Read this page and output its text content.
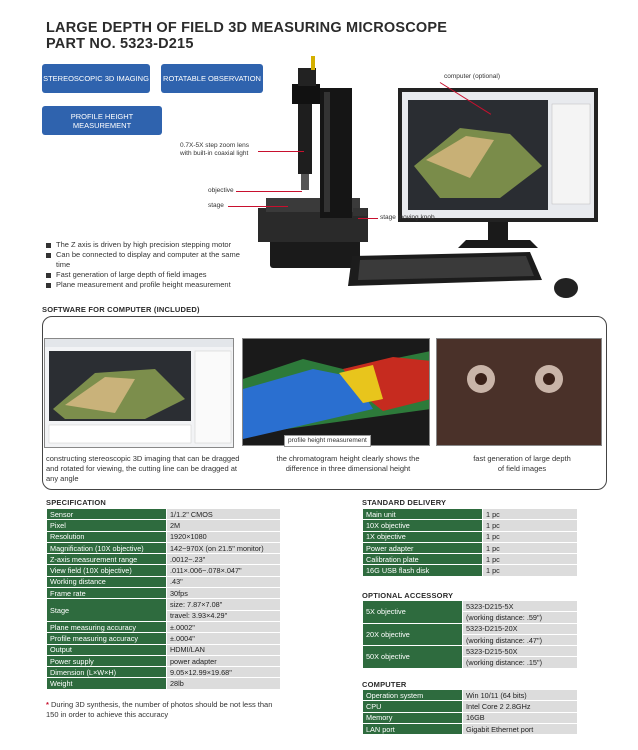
LARGE DEPTH OF FIELD 3D MEASURING MICROSCOPE
PART NO. 5323-D215
STEREOSCOPIC 3D IMAGING ROTATABLE OBSERVATION
PROFILE HEIGHT MEASUREMENT
computer (optional)
0.7X-5X step zoom lens
with built-in coaxial light
objective
stage
stage moving knob
The Z axis is driven by high precision stepping motor
Can be connected to display and computer at the same time
Fast generation of large depth of field images
Plane measurement and profile height measurement
SOFTWARE FOR COMPUTER (INCLUDED)
profile height measurement
constructing stereoscopic 3D imaging that can be dragged and rotated for viewing, the cutting line can be dragged at any angle
the chromatogram height clearly shows the difference in three dimensional height
fast generation of large depth of field images
SPECIFICATION
Sensor	1/1.2" CMOS
Pixel	2M
Resolution	1920×1080
Magnification (10X objective)	142~970X (on 21.5" monitor)
Z-axis measurement range	.0012~.23"
View field (10X objective)	.011×.006~.078×.047"
Working distance	.43"
Frame rate	30fps
Stage	size: 7.87×7.08"
	travel: 3.93×4.29"
Plane measuring accuracy	±.0002"
Profile measuring accuracy	±.0004"
Output	HDMI/LAN
Power supply	power adapter
Dimension (L×W×H)	9.05×12.99×19.68"
Weight	28lb
* During 3D synthesis, the number of photos should be not less than 150 in order to achieve this accuracy
STANDARD DELIVERY
Main unit	1 pc
10X objective	1 pc
1X objective	1 pc
Power adapter	1 pc
Calibration plate	1 pc
16G USB flash disk	1 pc
OPTIONAL ACCESSORY
5X objective	5323-D215-5X
	(working distance: .59")
20X objective	5323-D215-20X
	(working distance: .47")
50X objective	5323-D215-50X
	(working distance: .15")
COMPUTER
Operation system	Win 10/11 (64 bits)
CPU	Intel Core 2 2.8GHz
Memory	16GB
LAN port	Gigabit Ethernet port
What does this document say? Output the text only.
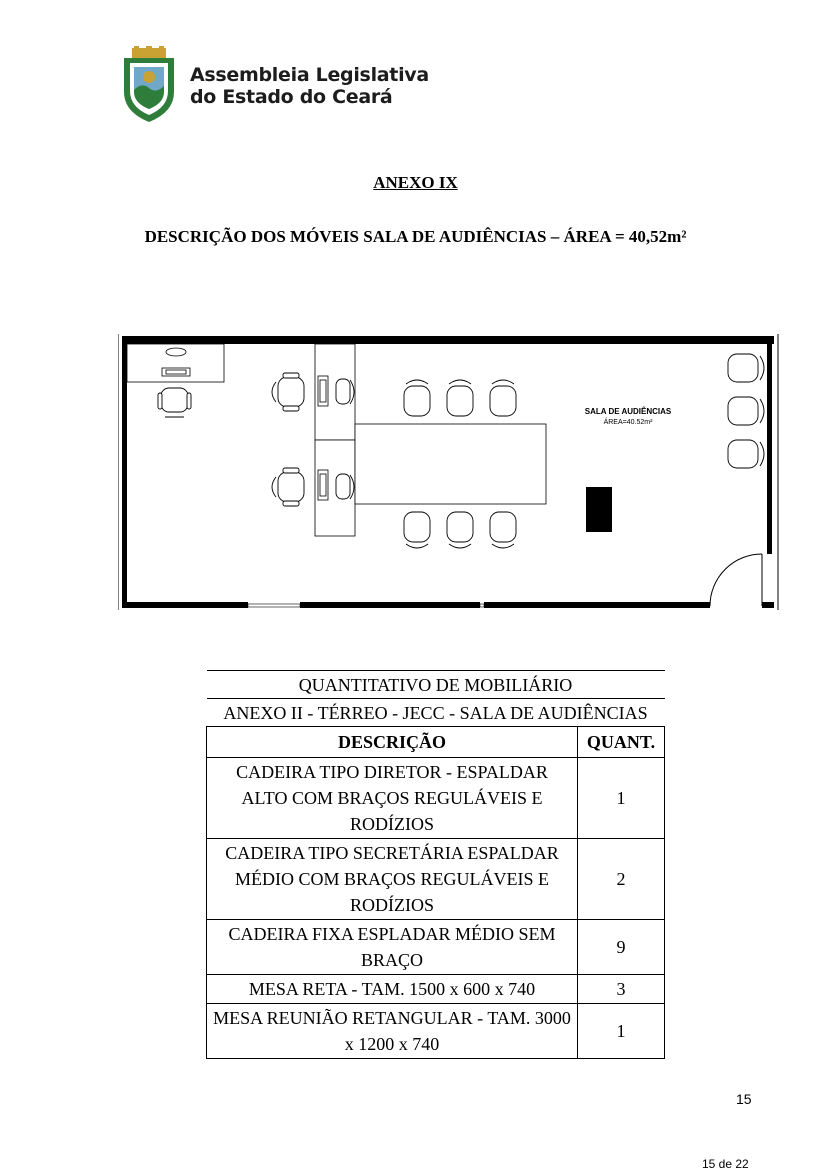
Assembleia Legislativa
do Estado do Ceará
ANEXO IX
DESCRIÇÃO DOS MÓVEIS SALA DE AUDIÊNCIAS – ÁREA = 40,52m²
SALA DE AUDIÊNCIAS
ÁREA=40.52m²
QUANTITATIVO DE MOBILIÁRIO	
ANEXO II - TÉRREO - JECC - SALA DE AUDIÊNCIAS	
DESCRIÇÃO	QUANT.
CADEIRA TIPO DIRETOR - ESPALDAR ALTO COM BRAÇOS REGULÁVEIS E RODÍZIOS	1
CADEIRA TIPO SECRETÁRIA ESPALDAR MÉDIO COM BRAÇOS REGULÁVEIS E RODÍZIOS	2
CADEIRA FIXA ESPLADAR MÉDIO SEM BRAÇO	9
MESA RETA - TAM. 1500 x 600 x 740	3
MESA REUNIÃO RETANGULAR - TAM. 3000 x 1200 x 740	1
15
15 de 22
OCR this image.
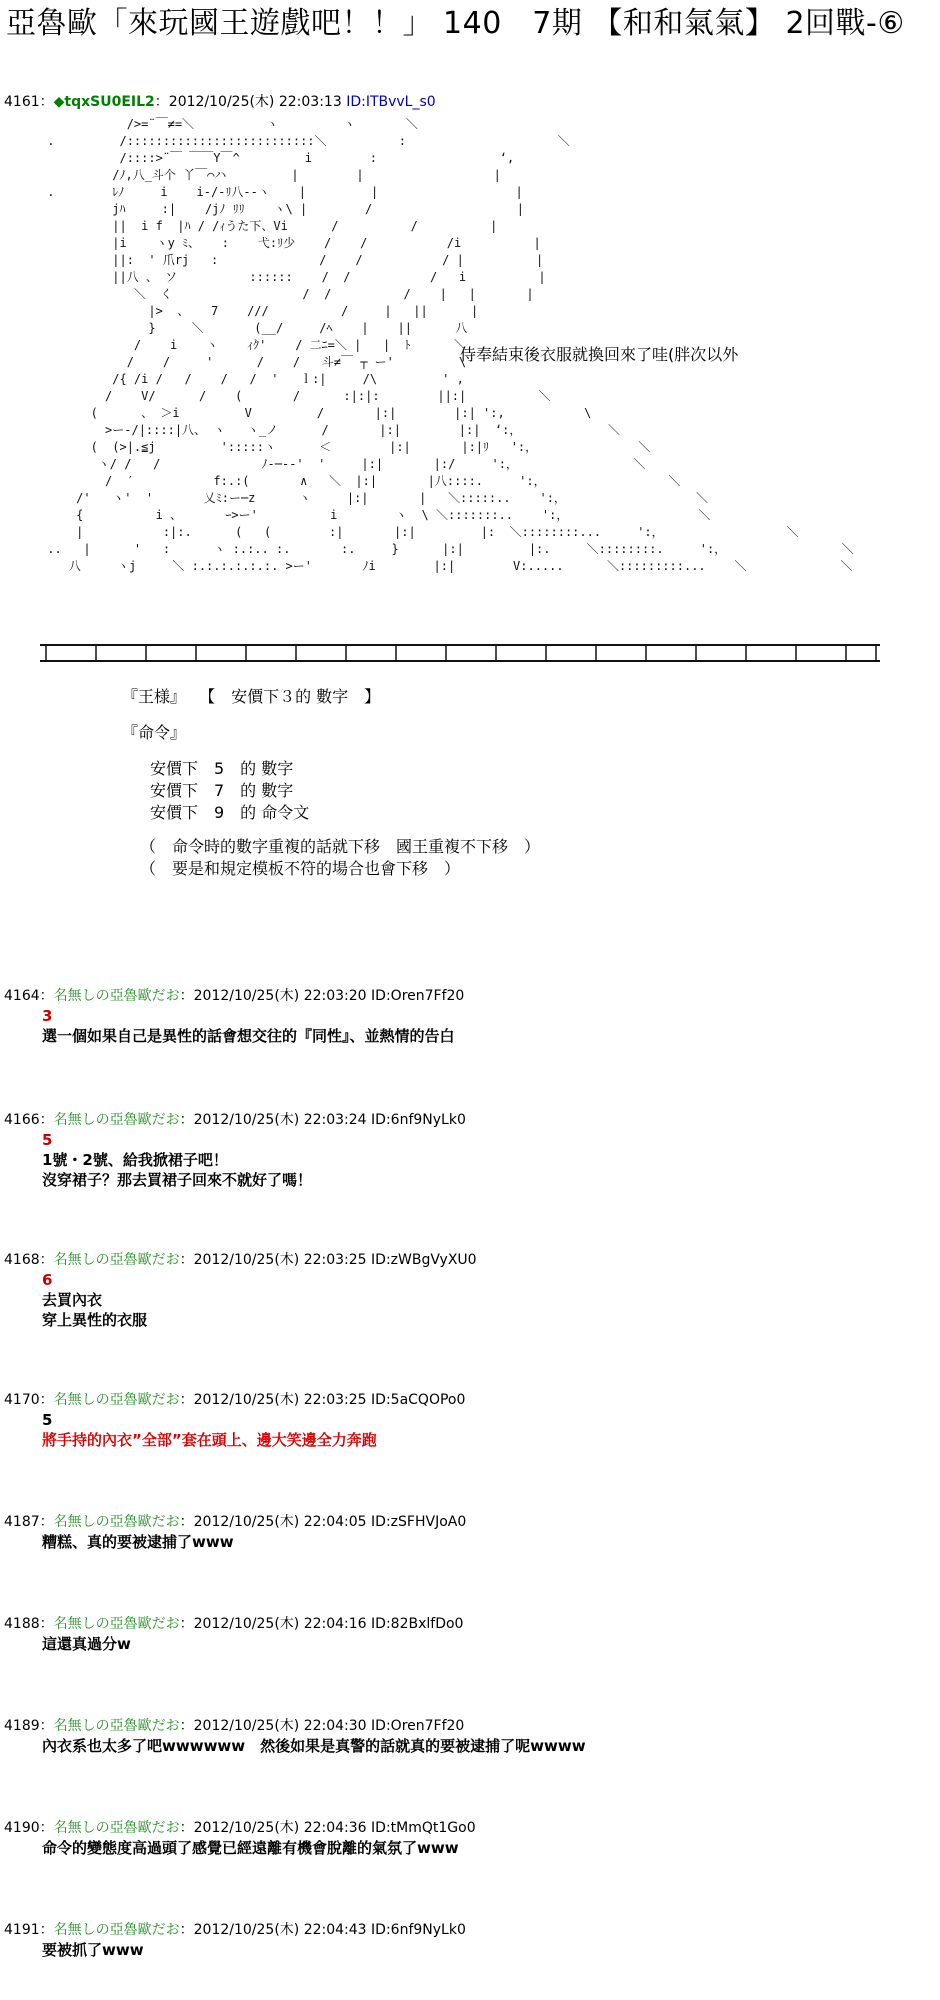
亞魯歐「來玩國王遊戲吧！！」 140　7期 【和和氣氣】 2回戰-⑥
4161：◆tqxSU0EIL2：2012/10/25(木) 22:03:13 ID:ITBvvL_s0
/>=¨￣≠=＼          ヽ         ヽ       ＼
.         /::::::::::::::::::::::::::＼          :                     ＼
/::::>¨￣ ￣￣Y￣^         i        :                 ‘,
/ﾉ,八_斗个 丫￣⌒ハ         |        |                  |
.        ﾚﾉ     i    i-/-ﾘ八-‐ヽ    |         |                   |
jﾊ     :|    /jﾉ ﾘﾘ    ヽ\ |        /                    |
||  i f  |ﾊ / /ｨうた下、Vi      /          /          |
|i    ヽy ﾐ、   :    弋:ﾘ少    /    /           /i          |
||:  ' 爪rj   :              /    /           / |          |
||八 、 ソ          ::::::    /  /           /   i          |
＼  く                  /  /          /    |   |       |
|>  、   7    ///          /     |   ||      |
}     ＼       (__/     /ﾍ    |    ||      八
/    i    ヽ    ｨｸ'    / 二ﾆ=＼ |   |  ﾄ      ＼
/    /     '      /    /   斗≠￣ ┬ ー'         \
/{ /i /   /    /   /  '   ｌ:|     /\         ' ,
/    V/      /    (       /      :|:|:        ||:|          ＼
(      、 ＞i         V         /       |:|        |:| ':,           \
>ー-/|::::|八、 ヽ   ヽ_ノ      /       |:|        |:|  ‘:，            ＼
(  (>|.≦j         ':::::ヽ      ＜        |:|       |:|ﾘ   ':，              ＼
ヽ/ /   /              ﾉ-─‐‐'  '     |:|       |:/     ':，                ＼
/  ′           f:.:(       ∧   ＼  |:|       |八::::.     ':，                 ＼
/'   ヽ'  '       乂ﾐ:ー─z      ヽ     |:|       |   ＼:::::..    ':，                  ＼
{          i 、      ｰ>ー'          i        ヽ  \ ＼:::::::..    ':，                  ＼
|           :|:.      (   (        :|       |:|         |:  ＼::::::::...     ':，                 ＼
..   |      '   :      ヽ :.:.. :.       :.     }      |:|         |:.     ＼::::::::.     ':，                ＼
八     ヽj     ＼ :.:.:.:.:.:. >ー'       ﾉi        |:|        V:.....      ＼:::::::::...    ＼             ＼
侍奉結束後衣服就換回來了哇(胖次以外
『王様』　 【　安價下３的 數字　】
『命令』
安價下　5　的 數字
安價下　7　的 數字
安價下　9　的 命令文
（　命令時的數字重複的話就下移　國王重複不下移　）
（　要是和規定模板不符的場合也會下移　）
4164：名無しの亞魯歐だお：2012/10/25(木) 22:03:20 ID:Oren7Ff20
3
選一個如果自己是異性的話會想交往的『同性』、並熱情的告白
4166：名無しの亞魯歐だお：2012/10/25(木) 22:03:24 ID:6nf9NyLk0
5
1號・2號、給我掀裙子吧！
沒穿裙子？那去買裙子回來不就好了嗎！
4168：名無しの亞魯歐だお：2012/10/25(木) 22:03:25 ID:zWBgVyXU0
6
去買內衣
穿上異性的衣服
4170：名無しの亞魯歐だお：2012/10/25(木) 22:03:25 ID:5aCQOPo0
5
將手持的內衣”全部”套在頭上、邊大笑邊全力奔跑
4187：名無しの亞魯歐だお：2012/10/25(木) 22:04:05 ID:zSFHVJoA0
糟糕、真的要被逮捕了www
4188：名無しの亞魯歐だお：2012/10/25(木) 22:04:16 ID:82BxlfDo0
這還真過分w
4189：名無しの亞魯歐だお：2012/10/25(木) 22:04:30 ID:Oren7Ff20
內衣系也太多了吧wwwwww　然後如果是真警的話就真的要被逮捕了呢wwww
4190：名無しの亞魯歐だお：2012/10/25(木) 22:04:36 ID:tMmQt1Go0
命令的變態度高過頭了感覺已經遠離有機會脫離的氣氛了www
4191：名無しの亞魯歐だお：2012/10/25(木) 22:04:43 ID:6nf9NyLk0
要被抓了www
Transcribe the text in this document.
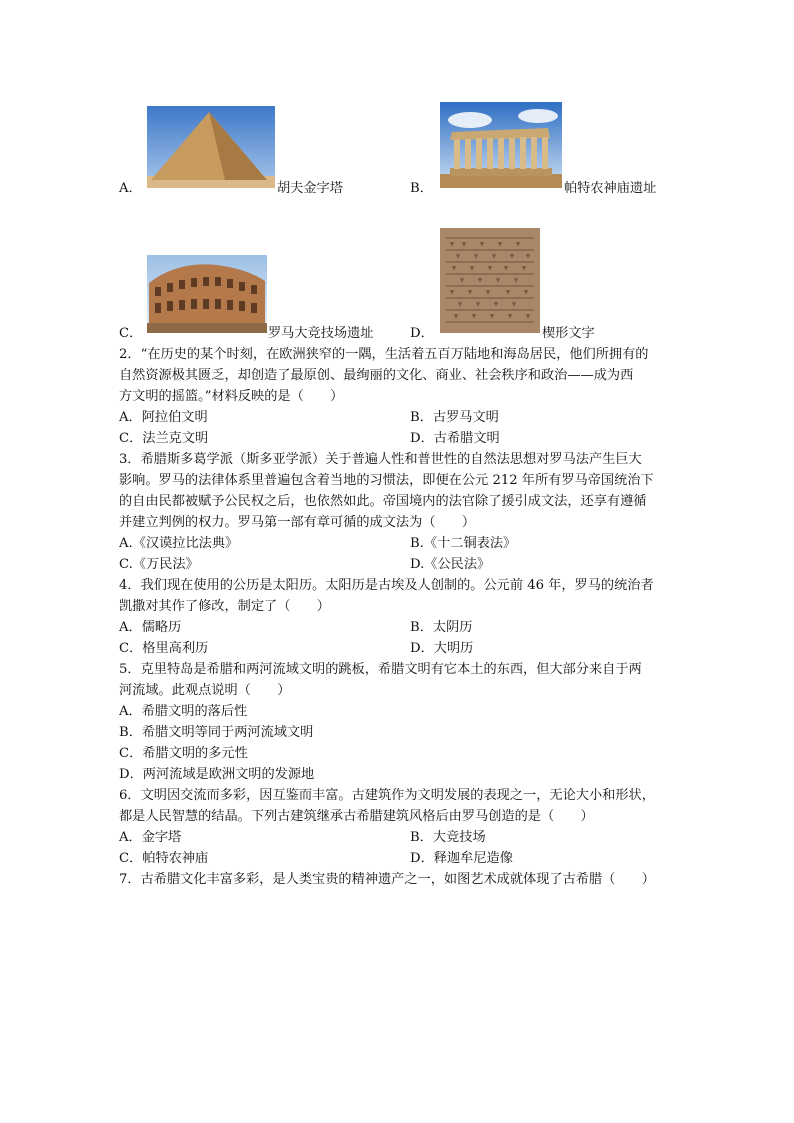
A．	胡夫金字塔	B．	帕特农神庙遗址
C．	罗马大竞技场遗址	D．	楔形文字
2．“在历史的某个时刻，在欧洲狭窄的一隅，生活着五百万陆地和海岛居民，他们所拥有的
自然资源极其匮乏，却创造了最原创、最绚丽的文化、商业、社会秩序和政治——成为西
方文明的摇篮。”材料反映的是（　　）
A．阿拉伯文明	B．古罗马文明
C．法兰克文明	D．古希腊文明
3．希腊斯多葛学派（斯多亚学派）关于普遍人性和普世性的自然法思想对罗马法产生巨大
影响。罗马的法律体系里普遍包含着当地的习惯法，即便在公元 212 年所有罗马帝国统治下
的自由民都被赋予公民权之后，也依然如此。帝国境内的法官除了援引成文法，还享有遵循
并建立判例的权力。罗马第一部有章可循的成文法为（　　）
A.《汉谟拉比法典》	B.《十二铜表法》
C.《万民法》	D.《公民法》
4．我们现在使用的公历是太阳历。太阳历是古埃及人创制的。公元前 46 年，罗马的统治者
凯撒对其作了修改，制定了（　　）
A．儒略历	B．太阴历
C．格里高利历	D．大明历
5．克里特岛是希腊和两河流域文明的跳板，希腊文明有它本土的东西，但大部分来自于两
河流域。此观点说明（　　）
A．希腊文明的落后性
B．希腊文明等同于两河流域文明
C．希腊文明的多元性
D．两河流域是欧洲文明的发源地
6．文明因交流而多彩，因互鉴而丰富。古建筑作为文明发展的表现之一，无论大小和形状，
都是人民智慧的结晶。下列古建筑继承古希腊建筑风格后由罗马创造的是（　　）
A．金字塔	B．大竞技场
C．帕特农神庙	D．释迦牟尼造像
7．古希腊文化丰富多彩，是人类宝贵的精神遗产之一，如图艺术成就体现了古希腊（　　）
####
◆ Task goal ◆
Starting at the line that contains "Transcribe the text in this document.", write out every line through the end of the entries, both ends included, without any pictures.

◆ Response to this task ◆
Transcribe the text in this document.
A．	胡夫金字塔	B．	帕特农神庙遗址
C．	罗马大竞技场遗址	D．	楔形文字
2．“在历史的某个时刻，在欧洲狭窄的一隅，生活着五百万陆地和海岛居民，他们所拥有的
自然资源极其匮乏，却创造了最原创、最绚丽的文化、商业、社会秩序和政治——成为西
方文明的摇篮。”材料反映的是（　　）
A．阿拉伯文明	B．古罗马文明
C．法兰克文明	D．古希腊文明
3．希腊斯多葛学派（斯多亚学派）关于普遍人性和普世性的自然法思想对罗马法产生巨大
影响。罗马的法律体系里普遍包含着当地的习惯法，即便在公元 212 年所有罗马帝国统治下
的自由民都被赋予公民权之后，也依然如此。帝国境内的法官除了援引成文法，还享有遵循
并建立判例的权力。罗马第一部有章可循的成文法为（　　）
A.《汉谟拉比法典》	B.《十二铜表法》
C.《万民法》	D.《公民法》
4．我们现在使用的公历是太阳历。太阳历是古埃及人创制的。公元前 46 年，罗马的统治者
凯撒对其作了修改，制定了（　　）
A．儒略历	B．太阴历
C．格里高利历	D．大明历
5．克里特岛是希腊和两河流域文明的跳板，希腊文明有它本土的东西，但大部分来自于两
河流域。此观点说明（　　）
A．希腊文明的落后性
B．希腊文明等同于两河流域文明
C．希腊文明的多元性
D．两河流域是欧洲文明的发源地
6．文明因交流而多彩，因互鉴而丰富。古建筑作为文明发展的表现之一，无论大小和形状，
都是人民智慧的结晶。下列古建筑继承古希腊建筑风格后由罗马创造的是（　　）
A．金字塔	B．大竞技场
C．帕特农神庙	D．释迦牟尼造像
7．古希腊文化丰富多彩，是人类宝贵的精神遗产之一，如图艺术成就体现了古希腊（　　）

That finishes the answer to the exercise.